#### SUPPLIED DATA
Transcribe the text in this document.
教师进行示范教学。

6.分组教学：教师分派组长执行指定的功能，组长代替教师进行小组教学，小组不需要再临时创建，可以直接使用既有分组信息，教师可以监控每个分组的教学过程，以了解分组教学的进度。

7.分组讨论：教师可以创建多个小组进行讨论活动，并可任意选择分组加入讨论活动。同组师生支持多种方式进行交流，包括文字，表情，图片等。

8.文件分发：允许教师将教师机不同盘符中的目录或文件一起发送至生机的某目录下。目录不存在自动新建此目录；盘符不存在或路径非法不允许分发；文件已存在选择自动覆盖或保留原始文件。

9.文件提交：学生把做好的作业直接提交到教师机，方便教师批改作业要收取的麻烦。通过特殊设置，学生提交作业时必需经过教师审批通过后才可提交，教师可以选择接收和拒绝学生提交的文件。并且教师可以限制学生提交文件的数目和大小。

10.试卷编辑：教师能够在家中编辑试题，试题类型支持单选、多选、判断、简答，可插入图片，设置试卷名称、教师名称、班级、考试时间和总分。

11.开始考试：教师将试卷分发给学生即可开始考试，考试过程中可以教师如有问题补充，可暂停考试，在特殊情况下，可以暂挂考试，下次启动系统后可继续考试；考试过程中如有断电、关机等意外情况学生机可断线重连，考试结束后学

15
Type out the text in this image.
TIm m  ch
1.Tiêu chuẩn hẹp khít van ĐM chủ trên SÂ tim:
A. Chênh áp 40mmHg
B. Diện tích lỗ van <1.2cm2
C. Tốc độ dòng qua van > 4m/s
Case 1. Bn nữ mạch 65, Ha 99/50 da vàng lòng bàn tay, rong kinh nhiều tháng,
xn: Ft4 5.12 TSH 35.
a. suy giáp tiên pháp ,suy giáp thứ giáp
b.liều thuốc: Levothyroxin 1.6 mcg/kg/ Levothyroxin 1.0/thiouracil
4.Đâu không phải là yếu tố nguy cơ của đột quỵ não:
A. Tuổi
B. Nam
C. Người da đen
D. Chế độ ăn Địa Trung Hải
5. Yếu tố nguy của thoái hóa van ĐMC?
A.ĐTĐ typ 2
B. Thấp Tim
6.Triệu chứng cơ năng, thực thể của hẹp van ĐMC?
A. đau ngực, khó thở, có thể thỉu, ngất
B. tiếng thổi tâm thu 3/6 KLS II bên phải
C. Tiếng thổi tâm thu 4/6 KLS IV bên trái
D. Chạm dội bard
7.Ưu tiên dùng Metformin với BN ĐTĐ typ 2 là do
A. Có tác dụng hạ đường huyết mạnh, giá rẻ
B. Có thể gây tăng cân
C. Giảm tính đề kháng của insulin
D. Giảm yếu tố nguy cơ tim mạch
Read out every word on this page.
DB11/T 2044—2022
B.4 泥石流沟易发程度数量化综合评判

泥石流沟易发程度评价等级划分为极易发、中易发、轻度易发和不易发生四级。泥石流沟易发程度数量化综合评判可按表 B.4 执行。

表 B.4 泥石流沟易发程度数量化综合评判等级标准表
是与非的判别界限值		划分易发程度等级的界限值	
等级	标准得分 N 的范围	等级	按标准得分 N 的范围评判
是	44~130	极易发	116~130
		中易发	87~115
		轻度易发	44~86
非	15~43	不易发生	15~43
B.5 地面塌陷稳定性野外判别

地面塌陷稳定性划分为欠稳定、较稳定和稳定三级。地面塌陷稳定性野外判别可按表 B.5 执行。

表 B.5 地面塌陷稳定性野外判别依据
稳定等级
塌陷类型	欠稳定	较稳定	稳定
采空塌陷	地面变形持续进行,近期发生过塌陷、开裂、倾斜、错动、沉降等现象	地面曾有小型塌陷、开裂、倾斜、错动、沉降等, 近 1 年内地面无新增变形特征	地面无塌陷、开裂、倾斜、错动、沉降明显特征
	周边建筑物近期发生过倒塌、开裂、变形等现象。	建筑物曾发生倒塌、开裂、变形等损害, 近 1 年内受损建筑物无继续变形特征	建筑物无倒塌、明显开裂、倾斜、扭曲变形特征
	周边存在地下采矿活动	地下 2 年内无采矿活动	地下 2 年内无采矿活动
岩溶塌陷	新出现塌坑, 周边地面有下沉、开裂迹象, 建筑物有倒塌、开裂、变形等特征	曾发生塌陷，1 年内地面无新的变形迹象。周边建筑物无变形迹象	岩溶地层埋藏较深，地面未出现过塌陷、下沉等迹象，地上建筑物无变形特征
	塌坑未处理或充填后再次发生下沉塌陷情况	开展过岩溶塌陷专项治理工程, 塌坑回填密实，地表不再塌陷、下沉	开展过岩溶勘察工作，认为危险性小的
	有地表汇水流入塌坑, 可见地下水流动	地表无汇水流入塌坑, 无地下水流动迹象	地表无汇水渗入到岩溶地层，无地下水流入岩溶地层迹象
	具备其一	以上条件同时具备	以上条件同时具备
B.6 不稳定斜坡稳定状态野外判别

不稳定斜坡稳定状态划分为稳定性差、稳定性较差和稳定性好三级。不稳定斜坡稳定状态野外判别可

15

#### WHAT IS NEEDED
All entries shown above should be printed again exactly.

#### COMPLETED EXERCISE
Transcribe the text in this document.
教师进行示范教学。

6.分组教学：教师分派组长执行指定的功能，组长代替教师进行小组教学，小组不需要再临时创建，可以直接使用既有分组信息，教师可以监控每个分组的教学过程，以了解分组教学的进度。

7.分组讨论：教师可以创建多个小组进行讨论活动，并可任意选择分组加入讨论活动。同组师生支持多种方式进行交流，包括文字，表情，图片等。

8.文件分发：允许教师将教师机不同盘符中的目录或文件一起发送至生机的某目录下。目录不存在自动新建此目录；盘符不存在或路径非法不允许分发；文件已存在选择自动覆盖或保留原始文件。

9.文件提交：学生把做好的作业直接提交到教师机，方便教师批改作业要收取的麻烦。通过特殊设置，学生提交作业时必需经过教师审批通过后才可提交，教师可以选择接收和拒绝学生提交的文件。并且教师可以限制学生提交文件的数目和大小。

10.试卷编辑：教师能够在家中编辑试题，试题类型支持单选、多选、判断、简答，可插入图片，设置试卷名称、教师名称、班级、考试时间和总分。

11.开始考试：教师将试卷分发给学生即可开始考试，考试过程中可以教师如有问题补充，可暂停考试，在特殊情况下，可以暂挂考试，下次启动系统后可继续考试；考试过程中如有断电、关机等意外情况学生机可断线重连，考试结束后学

15
Type out the text in this image.
TIm m  ch
1.Tiêu chuẩn hẹp khít van ĐM chủ trên SÂ tim:
A. Chênh áp 40mmHg
B. Diện tích lỗ van <1.2cm2
C. Tốc độ dòng qua van > 4m/s
Case 1. Bn nữ mạch 65, Ha 99/50 da vàng lòng bàn tay, rong kinh nhiều tháng,
xn: Ft4 5.12 TSH 35.
a. suy giáp tiên pháp ,suy giáp thứ giáp
b.liều thuốc: Levothyroxin 1.6 mcg/kg/ Levothyroxin 1.0/thiouracil
4.Đâu không phải là yếu tố nguy cơ của đột quỵ não:
A. Tuổi
B. Nam
C. Người da đen
D. Chế độ ăn Địa Trung Hải
5. Yếu tố nguy của thoái hóa van ĐMC?
A.ĐTĐ typ 2
B. Thấp Tim
6.Triệu chứng cơ năng, thực thể của hẹp van ĐMC?
A. đau ngực, khó thở, có thể thỉu, ngất
B. tiếng thổi tâm thu 3/6 KLS II bên phải
C. Tiếng thổi tâm thu 4/6 KLS IV bên trái
D. Chạm dội bard
7.Ưu tiên dùng Metformin với BN ĐTĐ typ 2 là do
A. Có tác dụng hạ đường huyết mạnh, giá rẻ
B. Có thể gây tăng cân
C. Giảm tính đề kháng của insulin
D. Giảm yếu tố nguy cơ tim mạch
Read out every word on this page.
DB11/T 2044—2022
B.4 泥石流沟易发程度数量化综合评判

泥石流沟易发程度评价等级划分为极易发、中易发、轻度易发和不易发生四级。泥石流沟易发程度数量化综合评判可按表 B.4 执行。

表 B.4 泥石流沟易发程度数量化综合评判等级标准表
是与非的判别界限值		划分易发程度等级的界限值	
等级	标准得分 N 的范围	等级	按标准得分 N 的范围评判
是	44~130	极易发	116~130
		中易发	87~115
		轻度易发	44~86
非	15~43	不易发生	15~43
B.5 地面塌陷稳定性野外判别

地面塌陷稳定性划分为欠稳定、较稳定和稳定三级。地面塌陷稳定性野外判别可按表 B.5 执行。

表 B.5 地面塌陷稳定性野外判别依据
稳定等级
塌陷类型	欠稳定	较稳定	稳定
采空塌陷	地面变形持续进行,近期发生过塌陷、开裂、倾斜、错动、沉降等现象	地面曾有小型塌陷、开裂、倾斜、错动、沉降等, 近 1 年内地面无新增变形特征	地面无塌陷、开裂、倾斜、错动、沉降明显特征
	周边建筑物近期发生过倒塌、开裂、变形等现象。	建筑物曾发生倒塌、开裂、变形等损害, 近 1 年内受损建筑物无继续变形特征	建筑物无倒塌、明显开裂、倾斜、扭曲变形特征
	周边存在地下采矿活动	地下 2 年内无采矿活动	地下 2 年内无采矿活动
岩溶塌陷	新出现塌坑, 周边地面有下沉、开裂迹象, 建筑物有倒塌、开裂、变形等特征	曾发生塌陷，1 年内地面无新的变形迹象。周边建筑物无变形迹象	岩溶地层埋藏较深，地面未出现过塌陷、下沉等迹象，地上建筑物无变形特征
	塌坑未处理或充填后再次发生下沉塌陷情况	开展过岩溶塌陷专项治理工程, 塌坑回填密实，地表不再塌陷、下沉	开展过岩溶勘察工作，认为危险性小的
	有地表汇水流入塌坑, 可见地下水流动	地表无汇水流入塌坑, 无地下水流动迹象	地表无汇水渗入到岩溶地层，无地下水流入岩溶地层迹象
	具备其一	以上条件同时具备	以上条件同时具备
B.6 不稳定斜坡稳定状态野外判别

不稳定斜坡稳定状态划分为稳定性差、稳定性较差和稳定性好三级。不稳定斜坡稳定状态野外判别可

15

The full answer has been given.